**Brano**:
--
Parco Archeologico



Fondata nel 600 a. C. e situata nell’odierna Piana del Sele, l’antica città di Poseidonia rimane ancora oggi la più importante testimonianza dell’espansione coloniale greca.

Circondata dai monti Calpazio, Soprano e Sottano, a est, dal fiume Sele a nord e dalle colline della città di Agropoli a sud, l’area archeologica di Paestum si estende a ovest fino al mare, occupando una superficie di oltre 22.000 ettari. All’interno della cinta muraria è possibile visitare non solo i resti della città antica (i Templi di Cerere e Nettuno, la Basilica, l’anfiteatro, le quattro entrate situate nei diversi punti cardinali: Porta Marina ad ovest, Porta Aurea a nord, Porta Sirena ad est e Porta Giustizia a sud) ma camminare lungo un reticolo di strade in pietra, ben mantenute, attraverso le quali si può accedere alla vecchia Agorà come ai quartieri abitativi, poco distanti dalla zona religiosa destinata al culto delle divinità. Altro edificio molto suggestivo, accessibile ai visitatori, è l’Ekklesiasterion. Luogo destinato alla vita politica e alle assemblee popolari, rappresenta ancora oggi il simbolo di una vocazione democratica tramandata nei secoli dalle varie popolazioni che hanno abitato questi territori.

In seguito ai diversi interventi urbanistici la città antica di Paestum ha subito cambiamenti a dir poco notevoli, diventando nel corso degli anni il centro aggregativo di realtà diverse, e il luogo di riferimento per la vita notturna del territorio capaccese. Uscendo dalla cinta muraria ci si accorge di una seconda Paestum, ben più moderna e glamour. Sono tanti i negozi e i locali commerciali, i ristoranti che offrono cibi particolari, i bar e le vinerie affollate di giovani, le piccole aziende alimentari e i numerosi centri di produzione dove poter degustare piatti tipici della tradizione cilentana.
--
**Estratti dei dati**:
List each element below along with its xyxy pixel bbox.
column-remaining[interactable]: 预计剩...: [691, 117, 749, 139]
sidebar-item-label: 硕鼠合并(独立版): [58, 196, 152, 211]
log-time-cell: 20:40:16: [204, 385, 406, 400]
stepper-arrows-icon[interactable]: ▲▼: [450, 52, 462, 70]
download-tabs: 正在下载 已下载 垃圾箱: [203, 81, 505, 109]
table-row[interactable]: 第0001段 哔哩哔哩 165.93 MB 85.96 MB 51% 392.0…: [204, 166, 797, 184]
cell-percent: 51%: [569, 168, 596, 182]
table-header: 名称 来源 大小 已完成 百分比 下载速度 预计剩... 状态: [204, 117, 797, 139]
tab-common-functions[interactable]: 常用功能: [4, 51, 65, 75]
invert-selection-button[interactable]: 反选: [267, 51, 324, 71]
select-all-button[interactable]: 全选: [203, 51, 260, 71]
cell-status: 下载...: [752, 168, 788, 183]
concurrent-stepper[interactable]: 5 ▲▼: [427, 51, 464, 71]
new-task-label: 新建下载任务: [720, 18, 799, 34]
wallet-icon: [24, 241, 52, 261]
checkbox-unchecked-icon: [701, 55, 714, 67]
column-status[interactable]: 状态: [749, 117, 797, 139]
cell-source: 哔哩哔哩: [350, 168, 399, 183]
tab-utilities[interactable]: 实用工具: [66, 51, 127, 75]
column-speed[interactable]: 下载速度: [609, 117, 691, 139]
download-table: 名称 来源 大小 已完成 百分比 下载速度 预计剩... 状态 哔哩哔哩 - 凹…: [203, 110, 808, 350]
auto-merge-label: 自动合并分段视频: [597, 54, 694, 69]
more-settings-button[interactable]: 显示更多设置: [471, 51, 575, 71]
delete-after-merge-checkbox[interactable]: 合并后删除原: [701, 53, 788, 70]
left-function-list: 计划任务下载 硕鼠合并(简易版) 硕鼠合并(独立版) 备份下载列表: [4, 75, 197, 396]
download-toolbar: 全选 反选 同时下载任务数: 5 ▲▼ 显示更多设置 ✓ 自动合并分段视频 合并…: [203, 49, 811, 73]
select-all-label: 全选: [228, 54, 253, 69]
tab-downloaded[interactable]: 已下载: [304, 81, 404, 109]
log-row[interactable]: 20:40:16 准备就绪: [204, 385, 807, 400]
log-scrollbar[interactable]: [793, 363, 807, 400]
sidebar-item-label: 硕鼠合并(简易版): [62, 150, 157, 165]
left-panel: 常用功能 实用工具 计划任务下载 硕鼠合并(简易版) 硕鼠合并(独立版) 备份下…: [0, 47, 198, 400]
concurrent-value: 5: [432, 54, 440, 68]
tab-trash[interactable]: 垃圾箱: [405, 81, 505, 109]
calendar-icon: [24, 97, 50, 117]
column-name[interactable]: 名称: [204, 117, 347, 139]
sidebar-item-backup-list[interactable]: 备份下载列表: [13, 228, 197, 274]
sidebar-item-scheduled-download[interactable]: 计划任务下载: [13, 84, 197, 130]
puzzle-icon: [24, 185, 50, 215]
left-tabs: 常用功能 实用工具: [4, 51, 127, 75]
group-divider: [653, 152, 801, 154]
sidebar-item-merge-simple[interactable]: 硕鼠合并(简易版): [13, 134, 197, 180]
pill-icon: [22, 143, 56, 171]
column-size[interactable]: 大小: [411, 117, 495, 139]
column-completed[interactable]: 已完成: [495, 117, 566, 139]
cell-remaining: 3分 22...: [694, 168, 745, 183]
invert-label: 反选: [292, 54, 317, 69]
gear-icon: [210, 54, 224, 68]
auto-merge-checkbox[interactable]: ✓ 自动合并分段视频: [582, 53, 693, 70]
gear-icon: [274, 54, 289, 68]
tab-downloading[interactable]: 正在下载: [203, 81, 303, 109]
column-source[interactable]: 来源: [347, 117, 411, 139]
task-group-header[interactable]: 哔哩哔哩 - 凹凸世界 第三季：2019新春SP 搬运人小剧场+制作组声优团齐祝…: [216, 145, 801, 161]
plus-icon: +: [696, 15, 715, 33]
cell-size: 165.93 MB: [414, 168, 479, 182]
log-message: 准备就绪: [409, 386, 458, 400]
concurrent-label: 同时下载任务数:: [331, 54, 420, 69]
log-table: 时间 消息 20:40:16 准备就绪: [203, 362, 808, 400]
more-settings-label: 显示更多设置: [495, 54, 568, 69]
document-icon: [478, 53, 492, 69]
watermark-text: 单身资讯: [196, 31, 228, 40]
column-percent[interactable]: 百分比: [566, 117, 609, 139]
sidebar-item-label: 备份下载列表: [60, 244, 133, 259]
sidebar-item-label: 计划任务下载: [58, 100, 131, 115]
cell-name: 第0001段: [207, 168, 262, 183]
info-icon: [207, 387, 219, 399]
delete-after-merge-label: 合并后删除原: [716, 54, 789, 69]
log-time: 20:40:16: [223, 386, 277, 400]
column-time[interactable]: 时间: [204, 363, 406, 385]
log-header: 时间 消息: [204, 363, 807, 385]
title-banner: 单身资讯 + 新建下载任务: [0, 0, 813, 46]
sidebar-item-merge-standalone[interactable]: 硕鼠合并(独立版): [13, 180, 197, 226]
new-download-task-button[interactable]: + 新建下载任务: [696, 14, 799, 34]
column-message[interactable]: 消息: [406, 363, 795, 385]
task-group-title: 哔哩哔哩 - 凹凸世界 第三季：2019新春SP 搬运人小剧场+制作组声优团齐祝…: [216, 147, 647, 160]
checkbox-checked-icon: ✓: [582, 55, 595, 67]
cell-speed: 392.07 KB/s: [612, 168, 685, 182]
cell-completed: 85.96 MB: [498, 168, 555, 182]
--
Ricopia fedelmente dal brano sul Parco Archeologico il passo che comincia con «Fondata nel 600» e prosegue fino a «dell’espansione coloniale greca.».

**Risultato**:
Fondata nel 600 a. C. e situata nell’odierna Piana del Sele, l’antica città di Poseidonia rimane ancora oggi la più importante testimonianza dell’espansione coloniale greca.